======== DATASET EXCERPTS ========

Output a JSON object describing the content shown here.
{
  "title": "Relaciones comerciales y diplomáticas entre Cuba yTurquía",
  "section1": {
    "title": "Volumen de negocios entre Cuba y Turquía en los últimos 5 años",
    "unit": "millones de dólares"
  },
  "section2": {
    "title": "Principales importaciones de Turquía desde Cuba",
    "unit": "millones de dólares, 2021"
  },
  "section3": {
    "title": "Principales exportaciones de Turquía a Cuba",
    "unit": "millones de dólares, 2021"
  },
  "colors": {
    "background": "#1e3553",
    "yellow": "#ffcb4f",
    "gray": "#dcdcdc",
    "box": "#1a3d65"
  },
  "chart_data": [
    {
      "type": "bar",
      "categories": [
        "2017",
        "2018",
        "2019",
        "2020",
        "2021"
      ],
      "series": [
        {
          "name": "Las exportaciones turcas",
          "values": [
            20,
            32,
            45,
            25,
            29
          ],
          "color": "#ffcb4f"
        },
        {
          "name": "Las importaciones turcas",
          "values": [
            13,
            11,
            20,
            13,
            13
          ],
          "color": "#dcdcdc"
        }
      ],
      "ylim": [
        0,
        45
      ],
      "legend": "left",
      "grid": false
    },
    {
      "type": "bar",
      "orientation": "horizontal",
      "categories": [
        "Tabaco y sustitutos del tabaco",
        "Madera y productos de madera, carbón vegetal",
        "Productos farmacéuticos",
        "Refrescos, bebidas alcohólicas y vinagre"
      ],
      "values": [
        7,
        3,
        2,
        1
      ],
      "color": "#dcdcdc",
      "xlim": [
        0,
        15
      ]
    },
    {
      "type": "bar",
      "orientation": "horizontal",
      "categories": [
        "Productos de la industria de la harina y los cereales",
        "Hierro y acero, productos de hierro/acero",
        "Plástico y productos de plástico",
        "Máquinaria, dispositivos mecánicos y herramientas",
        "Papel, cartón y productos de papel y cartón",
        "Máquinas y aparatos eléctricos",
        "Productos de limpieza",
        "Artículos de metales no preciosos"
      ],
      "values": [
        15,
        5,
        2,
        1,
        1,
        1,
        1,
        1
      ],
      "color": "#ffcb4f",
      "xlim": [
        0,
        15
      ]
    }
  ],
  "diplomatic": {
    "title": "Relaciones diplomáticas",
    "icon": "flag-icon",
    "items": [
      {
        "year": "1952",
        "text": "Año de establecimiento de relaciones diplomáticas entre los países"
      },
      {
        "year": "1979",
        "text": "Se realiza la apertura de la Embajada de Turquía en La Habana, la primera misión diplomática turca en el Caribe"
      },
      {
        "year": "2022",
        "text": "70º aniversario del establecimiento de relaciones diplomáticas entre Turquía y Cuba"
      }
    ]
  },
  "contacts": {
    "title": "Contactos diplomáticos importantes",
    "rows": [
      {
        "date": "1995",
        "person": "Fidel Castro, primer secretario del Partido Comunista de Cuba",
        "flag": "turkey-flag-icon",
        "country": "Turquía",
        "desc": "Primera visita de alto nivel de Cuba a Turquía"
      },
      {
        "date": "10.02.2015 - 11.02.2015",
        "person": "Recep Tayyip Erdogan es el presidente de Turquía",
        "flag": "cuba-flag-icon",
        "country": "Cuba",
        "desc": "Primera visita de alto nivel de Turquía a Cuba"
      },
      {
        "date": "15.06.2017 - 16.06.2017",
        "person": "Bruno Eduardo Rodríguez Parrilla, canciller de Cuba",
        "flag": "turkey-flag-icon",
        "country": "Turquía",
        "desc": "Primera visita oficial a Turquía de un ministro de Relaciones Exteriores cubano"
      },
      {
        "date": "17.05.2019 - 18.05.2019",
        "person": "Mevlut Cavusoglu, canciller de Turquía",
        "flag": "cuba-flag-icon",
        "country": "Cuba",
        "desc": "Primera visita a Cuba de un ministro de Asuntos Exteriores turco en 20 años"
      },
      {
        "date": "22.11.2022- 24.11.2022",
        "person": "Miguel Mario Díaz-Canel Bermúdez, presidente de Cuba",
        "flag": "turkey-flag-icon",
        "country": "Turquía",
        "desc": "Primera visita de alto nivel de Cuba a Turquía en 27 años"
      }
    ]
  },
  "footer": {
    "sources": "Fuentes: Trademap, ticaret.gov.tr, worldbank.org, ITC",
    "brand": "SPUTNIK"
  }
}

========

● **WHAT IS BEING ASKED**
Filter out all lines lacking the word "date" and copy the rest.

● **ANSWER TO THE EXERCISE**
        "date": "1995",
        "date": "10.02.2015 - 11.02.2015",
        "date": "15.06.2017 - 16.06.2017",
        "date": "17.05.2019 - 18.05.2019",
        "date": "22.11.2022- 24.11.2022",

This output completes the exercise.